**DO THIS**
Repeat the records word for word, excluding any picture.

**EXTRACTED DATA**
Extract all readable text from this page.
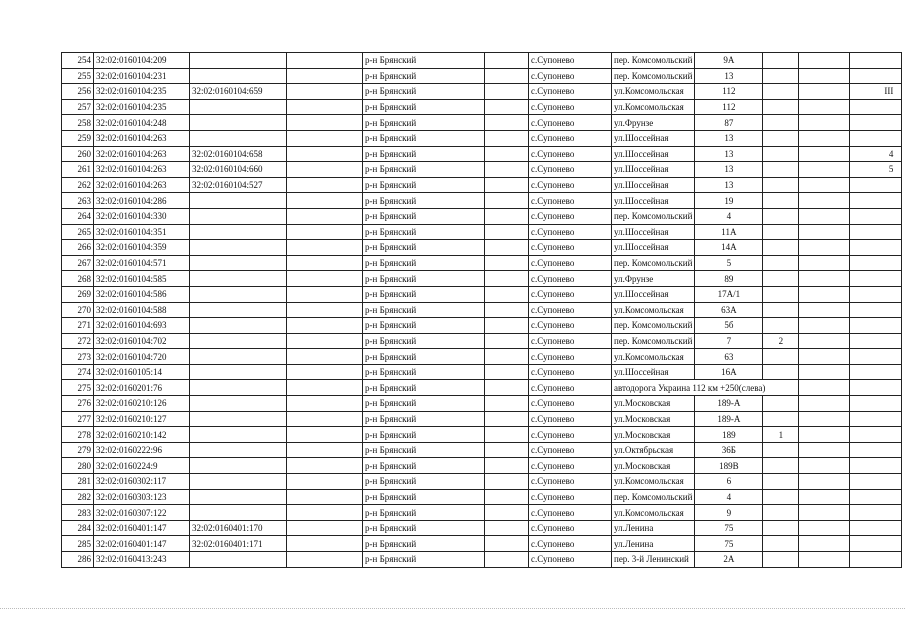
254	32:02:0160104:209			р-н Брянский		с.Супонево	пер. Комсомольский	9А			
255	32:02:0160104:231			р-н Брянский		с.Супонево	пер. Комсомольский	13			
256	32:02:0160104:235	32:02:0160104:659		р-н Брянский		с.Супонево	ул.Комсомольская	112			III
257	32:02:0160104:235			р-н Брянский		с.Супонево	ул.Комсомольская	112			
258	32:02:0160104:248			р-н Брянский		с.Супонево	ул.Фрунзе	87			
259	32:02:0160104:263			р-н Брянский		с.Супонево	ул.Шоссейная	13			
260	32:02:0160104:263	32:02:0160104:658		р-н Брянский		с.Супонево	ул.Шоссейная	13			4
261	32:02:0160104:263	32:02:0160104:660		р-н Брянский		с.Супонево	ул.Шоссейная	13			5
262	32:02:0160104:263	32:02:0160104:527		р-н Брянский		с.Супонево	ул.Шоссейная	13			
263	32:02:0160104:286			р-н Брянский		с.Супонево	ул.Шоссейная	19			
264	32:02:0160104:330			р-н Брянский		с.Супонево	пер. Комсомольский	4			
265	32:02:0160104:351			р-н Брянский		с.Супонево	ул.Шоссейная	11А			
266	32:02:0160104:359			р-н Брянский		с.Супонево	ул.Шоссейная	14А			
267	32:02:0160104:571			р-н Брянский		с.Супонево	пер. Комсомольский	5			
268	32:02:0160104:585			р-н Брянский		с.Супонево	ул.Фрунзе	89			
269	32:02:0160104:586			р-н Брянский		с.Супонево	ул.Шоссейная	17А/1			
270	32:02:0160104:588			р-н Брянский		с.Супонево	ул.Комсомольская	63А			
271	32:02:0160104:693			р-н Брянский		с.Супонево	пер. Комсомольский	5б			
272	32:02:0160104:702			р-н Брянский		с.Супонево	пер. Комсомольский	7	2		
273	32:02:0160104:720			р-н Брянский		с.Супонево	ул.Комсомольская	63			
274	32:02:0160105:14			р-н Брянский		с.Супонево	ул.Шоссейная	16А			
275	32:02:0160201:76			р-н Брянский		с.Супонево	автодорога Украина 112 км +250(слева)				
276	32:02:0160210:126			р-н Брянский		с.Супонево	ул.Московская	189-А			
277	32:02:0160210:127			р-н Брянский		с.Супонево	ул.Московская	189-А			
278	32:02:0160210:142			р-н Брянский		с.Супонево	ул.Московская	189	1		
279	32:02:0160222:96			р-н Брянский		с.Супонево	ул.Октябрьская	36Б			
280	32:02:0160224:9			р-н Брянский		с.Супонево	ул.Московская	189В			
281	32:02:0160302:117			р-н Брянский		с.Супонево	ул.Комсомольская	6			
282	32:02:0160303:123			р-н Брянский		с.Супонево	пер. Комсомольский	4			
283	32:02:0160307:122			р-н Брянский		с.Супонево	ул.Комсомольская	9			
284	32:02:0160401:147	32:02:0160401:170		р-н Брянский		с.Супонево	ул.Ленина	75			
285	32:02:0160401:147	32:02:0160401:171		р-н Брянский		с.Супонево	ул.Ленина	75			
286	32:02:0160413:243			р-н Брянский		с.Супонево	пер. 3-й Ленинский	2А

**FULL SOLUTION**
Extract all readable text from this page.
254	32:02:0160104:209			р-н Брянский		с.Супонево	пер. Комсомольский	9А			
255	32:02:0160104:231			р-н Брянский		с.Супонево	пер. Комсомольский	13			
256	32:02:0160104:235	32:02:0160104:659		р-н Брянский		с.Супонево	ул.Комсомольская	112			III
257	32:02:0160104:235			р-н Брянский		с.Супонево	ул.Комсомольская	112			
258	32:02:0160104:248			р-н Брянский		с.Супонево	ул.Фрунзе	87			
259	32:02:0160104:263			р-н Брянский		с.Супонево	ул.Шоссейная	13			
260	32:02:0160104:263	32:02:0160104:658		р-н Брянский		с.Супонево	ул.Шоссейная	13			4
261	32:02:0160104:263	32:02:0160104:660		р-н Брянский		с.Супонево	ул.Шоссейная	13			5
262	32:02:0160104:263	32:02:0160104:527		р-н Брянский		с.Супонево	ул.Шоссейная	13			
263	32:02:0160104:286			р-н Брянский		с.Супонево	ул.Шоссейная	19			
264	32:02:0160104:330			р-н Брянский		с.Супонево	пер. Комсомольский	4			
265	32:02:0160104:351			р-н Брянский		с.Супонево	ул.Шоссейная	11А			
266	32:02:0160104:359			р-н Брянский		с.Супонево	ул.Шоссейная	14А			
267	32:02:0160104:571			р-н Брянский		с.Супонево	пер. Комсомольский	5			
268	32:02:0160104:585			р-н Брянский		с.Супонево	ул.Фрунзе	89			
269	32:02:0160104:586			р-н Брянский		с.Супонево	ул.Шоссейная	17А/1			
270	32:02:0160104:588			р-н Брянский		с.Супонево	ул.Комсомольская	63А			
271	32:02:0160104:693			р-н Брянский		с.Супонево	пер. Комсомольский	5б			
272	32:02:0160104:702			р-н Брянский		с.Супонево	пер. Комсомольский	7	2		
273	32:02:0160104:720			р-н Брянский		с.Супонево	ул.Комсомольская	63			
274	32:02:0160105:14			р-н Брянский		с.Супонево	ул.Шоссейная	16А			
275	32:02:0160201:76			р-н Брянский		с.Супонево	автодорога Украина 112 км +250(слева)				
276	32:02:0160210:126			р-н Брянский		с.Супонево	ул.Московская	189-А			
277	32:02:0160210:127			р-н Брянский		с.Супонево	ул.Московская	189-А			
278	32:02:0160210:142			р-н Брянский		с.Супонево	ул.Московская	189	1		
279	32:02:0160222:96			р-н Брянский		с.Супонево	ул.Октябрьская	36Б			
280	32:02:0160224:9			р-н Брянский		с.Супонево	ул.Московская	189В			
281	32:02:0160302:117			р-н Брянский		с.Супонево	ул.Комсомольская	6			
282	32:02:0160303:123			р-н Брянский		с.Супонево	пер. Комсомольский	4			
283	32:02:0160307:122			р-н Брянский		с.Супонево	ул.Комсомольская	9			
284	32:02:0160401:147	32:02:0160401:170		р-н Брянский		с.Супонево	ул.Ленина	75			
285	32:02:0160401:147	32:02:0160401:171		р-н Брянский		с.Супонево	ул.Ленина	75			
286	32:02:0160413:243			р-н Брянский		с.Супонево	пер. 3-й Ленинский	2А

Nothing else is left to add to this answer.